Stored data
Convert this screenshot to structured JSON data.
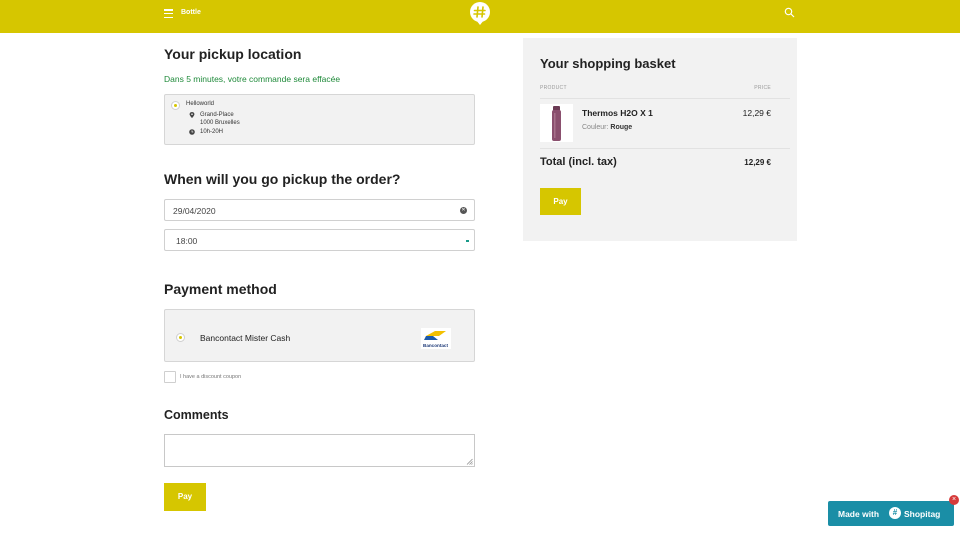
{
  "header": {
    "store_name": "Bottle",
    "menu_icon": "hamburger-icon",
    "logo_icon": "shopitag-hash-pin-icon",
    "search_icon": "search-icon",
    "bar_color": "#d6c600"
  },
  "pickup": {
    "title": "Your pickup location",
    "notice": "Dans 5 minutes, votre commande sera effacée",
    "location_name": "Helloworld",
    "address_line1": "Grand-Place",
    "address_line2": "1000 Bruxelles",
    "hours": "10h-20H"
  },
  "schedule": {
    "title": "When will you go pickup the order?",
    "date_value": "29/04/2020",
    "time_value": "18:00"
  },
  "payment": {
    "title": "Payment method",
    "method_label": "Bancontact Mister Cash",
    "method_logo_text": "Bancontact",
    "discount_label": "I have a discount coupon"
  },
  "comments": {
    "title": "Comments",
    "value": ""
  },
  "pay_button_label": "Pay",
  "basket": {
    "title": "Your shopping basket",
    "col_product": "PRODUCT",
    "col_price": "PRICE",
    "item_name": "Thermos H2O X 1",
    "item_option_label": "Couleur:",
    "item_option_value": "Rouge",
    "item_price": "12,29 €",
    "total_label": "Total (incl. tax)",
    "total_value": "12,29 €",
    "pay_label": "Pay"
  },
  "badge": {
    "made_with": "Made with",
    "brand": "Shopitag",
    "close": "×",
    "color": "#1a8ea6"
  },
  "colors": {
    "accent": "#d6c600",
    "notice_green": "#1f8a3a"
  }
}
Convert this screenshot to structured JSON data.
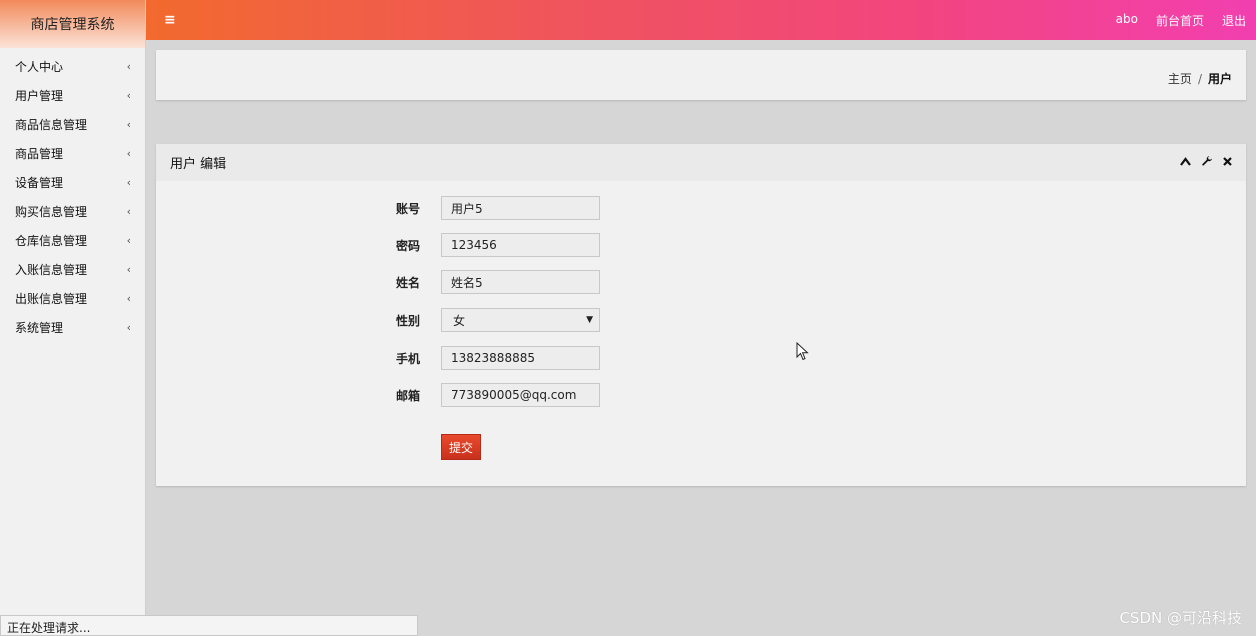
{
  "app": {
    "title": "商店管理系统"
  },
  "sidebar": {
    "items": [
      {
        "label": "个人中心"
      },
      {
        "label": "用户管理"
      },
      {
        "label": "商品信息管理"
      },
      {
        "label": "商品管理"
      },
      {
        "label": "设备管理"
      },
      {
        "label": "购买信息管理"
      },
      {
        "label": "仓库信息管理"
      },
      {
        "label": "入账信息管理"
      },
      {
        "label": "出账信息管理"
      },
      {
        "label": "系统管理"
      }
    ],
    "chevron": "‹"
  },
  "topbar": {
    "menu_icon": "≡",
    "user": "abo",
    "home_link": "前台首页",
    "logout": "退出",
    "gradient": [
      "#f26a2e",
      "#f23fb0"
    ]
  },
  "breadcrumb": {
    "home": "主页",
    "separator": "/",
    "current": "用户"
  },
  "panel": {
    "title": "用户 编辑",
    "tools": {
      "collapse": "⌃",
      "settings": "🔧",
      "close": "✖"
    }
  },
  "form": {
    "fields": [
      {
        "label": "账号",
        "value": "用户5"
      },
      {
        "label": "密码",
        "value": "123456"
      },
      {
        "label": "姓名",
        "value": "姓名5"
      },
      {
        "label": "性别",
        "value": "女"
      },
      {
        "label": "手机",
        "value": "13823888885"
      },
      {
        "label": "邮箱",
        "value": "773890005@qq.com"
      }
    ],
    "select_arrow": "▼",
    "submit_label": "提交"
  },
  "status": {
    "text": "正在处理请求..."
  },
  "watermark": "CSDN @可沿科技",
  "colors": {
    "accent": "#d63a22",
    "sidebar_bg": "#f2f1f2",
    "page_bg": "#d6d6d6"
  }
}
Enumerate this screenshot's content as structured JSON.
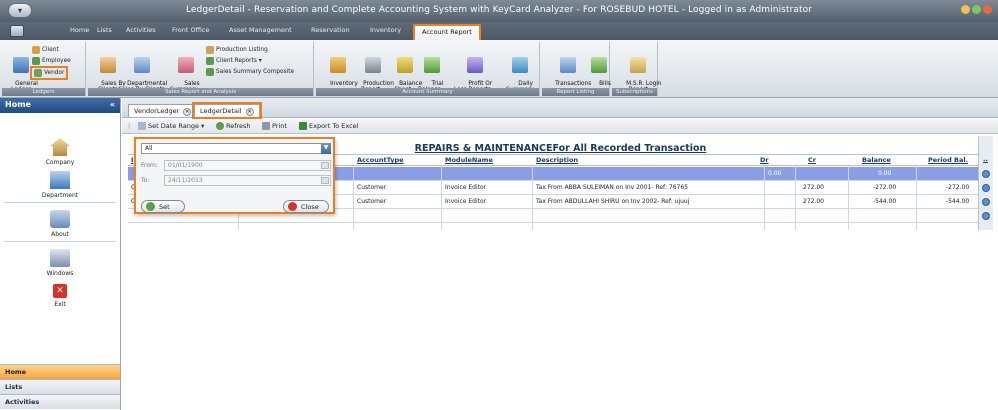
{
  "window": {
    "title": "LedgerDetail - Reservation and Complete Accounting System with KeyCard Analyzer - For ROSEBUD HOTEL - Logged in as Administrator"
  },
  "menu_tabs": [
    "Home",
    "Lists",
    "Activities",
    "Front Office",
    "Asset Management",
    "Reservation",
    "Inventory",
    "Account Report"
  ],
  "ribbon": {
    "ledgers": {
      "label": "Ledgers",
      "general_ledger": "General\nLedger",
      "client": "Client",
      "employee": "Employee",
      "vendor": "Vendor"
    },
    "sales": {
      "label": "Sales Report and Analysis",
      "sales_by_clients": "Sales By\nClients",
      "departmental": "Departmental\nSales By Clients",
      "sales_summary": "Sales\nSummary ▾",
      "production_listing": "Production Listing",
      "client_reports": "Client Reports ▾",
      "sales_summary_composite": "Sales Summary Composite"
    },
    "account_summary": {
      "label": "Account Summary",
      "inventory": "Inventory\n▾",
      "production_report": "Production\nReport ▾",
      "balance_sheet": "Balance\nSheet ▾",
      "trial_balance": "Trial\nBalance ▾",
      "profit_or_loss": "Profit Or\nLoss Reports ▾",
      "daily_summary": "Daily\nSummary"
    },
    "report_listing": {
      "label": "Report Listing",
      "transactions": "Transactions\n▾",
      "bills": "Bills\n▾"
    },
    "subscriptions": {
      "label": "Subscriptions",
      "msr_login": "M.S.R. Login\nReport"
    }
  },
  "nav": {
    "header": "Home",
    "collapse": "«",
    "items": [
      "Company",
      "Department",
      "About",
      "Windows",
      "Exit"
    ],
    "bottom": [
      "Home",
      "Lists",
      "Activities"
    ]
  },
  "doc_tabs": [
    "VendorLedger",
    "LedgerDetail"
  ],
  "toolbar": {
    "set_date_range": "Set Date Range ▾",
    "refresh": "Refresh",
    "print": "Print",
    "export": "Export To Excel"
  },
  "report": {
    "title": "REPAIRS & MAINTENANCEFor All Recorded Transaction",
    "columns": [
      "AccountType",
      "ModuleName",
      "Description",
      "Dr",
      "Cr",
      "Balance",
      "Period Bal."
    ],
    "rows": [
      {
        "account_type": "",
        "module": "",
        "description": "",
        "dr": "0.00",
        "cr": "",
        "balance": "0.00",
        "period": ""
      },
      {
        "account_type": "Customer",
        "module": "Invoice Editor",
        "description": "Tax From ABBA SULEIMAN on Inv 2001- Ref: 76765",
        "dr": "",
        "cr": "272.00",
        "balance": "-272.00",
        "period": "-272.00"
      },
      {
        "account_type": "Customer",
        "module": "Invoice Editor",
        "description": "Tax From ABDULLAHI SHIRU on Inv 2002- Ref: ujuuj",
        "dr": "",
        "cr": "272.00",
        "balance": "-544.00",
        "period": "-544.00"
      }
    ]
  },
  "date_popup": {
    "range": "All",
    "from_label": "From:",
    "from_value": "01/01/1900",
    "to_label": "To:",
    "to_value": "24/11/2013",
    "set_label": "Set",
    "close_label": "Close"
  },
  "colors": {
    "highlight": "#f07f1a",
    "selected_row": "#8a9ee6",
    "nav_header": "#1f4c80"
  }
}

Stated exercise =>
All of the lines above should be retyped precisely, apart from the pictures.

Solution to the exercise =>
Convert this screenshot to structured JSON data.
{
  "header": {
    "store_name": "Bottle",
    "menu_icon": "hamburger-icon",
    "logo_icon": "shopitag-hash-pin-icon",
    "search_icon": "search-icon",
    "bar_color": "#d6c600"
  },
  "pickup": {
    "title": "Your pickup location",
    "notice": "Dans 5 minutes, votre commande sera effacée",
    "location_name": "Helloworld",
    "address_line1": "Grand-Place",
    "address_line2": "1000 Bruxelles",
    "hours": "10h-20H"
  },
  "schedule": {
    "title": "When will you go pickup the order?",
    "date_value": "29/04/2020",
    "time_value": "18:00"
  },
  "payment": {
    "title": "Payment method",
    "method_label": "Bancontact Mister Cash",
    "method_logo_text": "Bancontact",
    "discount_label": "I have a discount coupon"
  },
  "comments": {
    "title": "Comments",
    "value": ""
  },
  "pay_button_label": "Pay",
  "basket": {
    "title": "Your shopping basket",
    "col_product": "PRODUCT",
    "col_price": "PRICE",
    "item_name": "Thermos H2O X 1",
    "item_option_label": "Couleur:",
    "item_option_value": "Rouge",
    "item_price": "12,29 €",
    "total_label": "Total (incl. tax)",
    "total_value": "12,29 €",
    "pay_label": "Pay"
  },
  "badge": {
    "made_with": "Made with",
    "brand": "Shopitag",
    "close": "×",
    "color": "#1a8ea6"
  },
  "colors": {
    "accent": "#d6c600",
    "notice_green": "#1f8a3a"
  }
}
Convert this screenshot to structured JSON data.
{
  "app": {
    "title": "商店管理系统"
  },
  "sidebar": {
    "items": [
      {
        "label": "个人中心"
      },
      {
        "label": "用户管理"
      },
      {
        "label": "商品信息管理"
      },
      {
        "label": "商品管理"
      },
      {
        "label": "设备管理"
      },
      {
        "label": "购买信息管理"
      },
      {
        "label": "仓库信息管理"
      },
      {
        "label": "入账信息管理"
      },
      {
        "label": "出账信息管理"
      },
      {
        "label": "系统管理"
      }
    ],
    "chevron": "‹"
  },
  "topbar": {
    "menu_icon": "≡",
    "user": "abo",
    "home_link": "前台首页",
    "logout": "退出",
    "gradient": [
      "#f26a2e",
      "#f23fb0"
    ]
  },
  "breadcrumb": {
    "home": "主页",
    "separator": "/",
    "current": "用户"
  },
  "panel": {
    "title": "用户 编辑",
    "tools": {
      "collapse": "⌃",
      "settings": "🔧",
      "close": "✖"
    }
  },
  "form": {
    "fields": [
      {
        "label": "账号",
        "value": "用户5"
      },
      {
        "label": "密码",
        "value": "123456"
      },
      {
        "label": "姓名",
        "value": "姓名5"
      },
      {
        "label": "性别",
        "value": "女"
      },
      {
        "label": "手机",
        "value": "13823888885"
      },
      {
        "label": "邮箱",
        "value": "773890005@qq.com"
      }
    ],
    "select_arrow": "▼",
    "submit_label": "提交"
  },
  "status": {
    "text": "正在处理请求..."
  },
  "watermark": "CSDN @可沿科技",
  "colors": {
    "accent": "#d63a22",
    "sidebar_bg": "#f2f1f2",
    "page_bg": "#d6d6d6"
  }
}
Enumerate this screenshot's content as structured JSON.
{
  "window": {
    "title": "LedgerDetail - Reservation and Complete Accounting System with KeyCard Analyzer - For ROSEBUD HOTEL - Logged in as Administrator"
  },
  "menu_tabs": [
    "Home",
    "Lists",
    "Activities",
    "Front Office",
    "Asset Management",
    "Reservation",
    "Inventory",
    "Account Report"
  ],
  "ribbon": {
    "ledgers": {
      "label": "Ledgers",
      "general_ledger": "General\nLedger",
      "client": "Client",
      "employee": "Employee",
      "vendor": "Vendor"
    },
    "sales": {
      "label": "Sales Report and Analysis",
      "sales_by_clients": "Sales By\nClients",
      "departmental": "Departmental\nSales By Clients",
      "sales_summary": "Sales\nSummary ▾",
      "production_listing": "Production Listing",
      "client_reports": "Client Reports ▾",
      "sales_summary_composite": "Sales Summary Composite"
    },
    "account_summary": {
      "label": "Account Summary",
      "inventory": "Inventory\n▾",
      "production_report": "Production\nReport ▾",
      "balance_sheet": "Balance\nSheet ▾",
      "trial_balance": "Trial\nBalance ▾",
      "profit_or_loss": "Profit Or\nLoss Reports ▾",
      "daily_summary": "Daily\nSummary"
    },
    "report_listing": {
      "label": "Report Listing",
      "transactions": "Transactions\n▾",
      "bills": "Bills\n▾"
    },
    "subscriptions": {
      "label": "Subscriptions",
      "msr_login": "M.S.R. Login\nReport"
    }
  },
  "nav": {
    "header": "Home",
    "collapse": "«",
    "items": [
      "Company",
      "Department",
      "About",
      "Windows",
      "Exit"
    ],
    "bottom": [
      "Home",
      "Lists",
      "Activities"
    ]
  },
  "doc_tabs": [
    "VendorLedger",
    "LedgerDetail"
  ],
  "toolbar": {
    "set_date_range": "Set Date Range ▾",
    "refresh": "Refresh",
    "print": "Print",
    "export": "Export To Excel"
  },
  "report": {
    "title": "REPAIRS & MAINTENANCEFor All Recorded Transaction",
    "columns": [
      "AccountType",
      "ModuleName",
      "Description",
      "Dr",
      "Cr",
      "Balance",
      "Period Bal."
    ],
    "rows": [
      {
        "account_type": "",
        "module": "",
        "description": "",
        "dr": "0.00",
        "cr": "",
        "balance": "0.00",
        "period": ""
      },
      {
        "account_type": "Customer",
        "module": "Invoice Editor",
        "description": "Tax From ABBA SULEIMAN on Inv 2001- Ref: 76765",
        "dr": "",
        "cr": "272.00",
        "balance": "-272.00",
        "period": "-272.00"
      },
      {
        "account_type": "Customer",
        "module": "Invoice Editor",
        "description": "Tax From ABDULLAHI SHIRU on Inv 2002- Ref: ujuuj",
        "dr": "",
        "cr": "272.00",
        "balance": "-544.00",
        "period": "-544.00"
      }
    ]
  },
  "date_popup": {
    "range": "All",
    "from_label": "From:",
    "from_value": "01/01/1900",
    "to_label": "To:",
    "to_value": "24/11/2013",
    "set_label": "Set",
    "close_label": "Close"
  },
  "colors": {
    "highlight": "#f07f1a",
    "selected_row": "#8a9ee6",
    "nav_header": "#1f4c80"
  }
}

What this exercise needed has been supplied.